Work to do —
Go through the data below. Pull out every line that has the word "this".

Items from a figure collection —
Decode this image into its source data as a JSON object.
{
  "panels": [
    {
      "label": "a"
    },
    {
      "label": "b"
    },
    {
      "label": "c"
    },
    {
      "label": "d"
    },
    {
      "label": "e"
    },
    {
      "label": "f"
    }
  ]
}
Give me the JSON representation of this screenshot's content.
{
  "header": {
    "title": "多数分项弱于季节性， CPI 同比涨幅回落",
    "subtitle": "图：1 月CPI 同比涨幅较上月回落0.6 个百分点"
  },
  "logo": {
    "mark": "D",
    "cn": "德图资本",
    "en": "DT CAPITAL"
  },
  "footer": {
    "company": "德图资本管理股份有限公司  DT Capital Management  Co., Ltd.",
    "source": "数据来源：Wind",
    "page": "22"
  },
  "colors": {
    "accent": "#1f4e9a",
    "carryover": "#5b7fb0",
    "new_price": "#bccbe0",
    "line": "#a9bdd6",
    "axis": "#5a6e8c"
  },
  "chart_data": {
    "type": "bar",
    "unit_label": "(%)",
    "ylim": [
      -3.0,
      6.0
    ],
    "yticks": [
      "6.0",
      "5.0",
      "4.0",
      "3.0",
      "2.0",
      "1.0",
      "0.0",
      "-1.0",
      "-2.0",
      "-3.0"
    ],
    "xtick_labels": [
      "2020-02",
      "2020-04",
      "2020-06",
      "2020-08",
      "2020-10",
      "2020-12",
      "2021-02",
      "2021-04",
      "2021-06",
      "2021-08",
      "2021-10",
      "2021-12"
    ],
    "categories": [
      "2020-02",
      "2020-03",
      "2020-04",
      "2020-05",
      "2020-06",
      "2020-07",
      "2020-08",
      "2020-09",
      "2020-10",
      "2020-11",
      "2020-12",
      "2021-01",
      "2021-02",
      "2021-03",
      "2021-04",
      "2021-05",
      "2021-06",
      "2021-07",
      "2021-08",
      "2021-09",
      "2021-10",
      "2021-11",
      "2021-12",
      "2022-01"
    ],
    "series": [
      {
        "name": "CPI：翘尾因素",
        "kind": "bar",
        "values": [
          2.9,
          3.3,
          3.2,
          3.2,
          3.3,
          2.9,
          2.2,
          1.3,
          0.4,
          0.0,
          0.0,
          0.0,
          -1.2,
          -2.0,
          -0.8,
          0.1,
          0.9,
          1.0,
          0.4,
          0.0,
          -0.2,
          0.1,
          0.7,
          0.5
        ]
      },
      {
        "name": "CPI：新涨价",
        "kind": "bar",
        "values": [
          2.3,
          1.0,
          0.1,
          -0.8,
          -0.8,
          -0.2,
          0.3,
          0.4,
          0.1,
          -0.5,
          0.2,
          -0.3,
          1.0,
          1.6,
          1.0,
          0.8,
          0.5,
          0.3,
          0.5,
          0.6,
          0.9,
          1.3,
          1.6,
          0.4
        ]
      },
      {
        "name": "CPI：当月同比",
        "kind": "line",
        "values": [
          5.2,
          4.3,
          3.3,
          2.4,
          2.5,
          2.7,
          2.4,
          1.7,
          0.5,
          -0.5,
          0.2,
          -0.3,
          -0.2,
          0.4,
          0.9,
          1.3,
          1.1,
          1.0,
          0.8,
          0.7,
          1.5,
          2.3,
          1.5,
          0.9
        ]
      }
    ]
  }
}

Reply to the exercise —
Decode this image into its source data as a JSON object.
Give me the JSON representation of this screenshot's content.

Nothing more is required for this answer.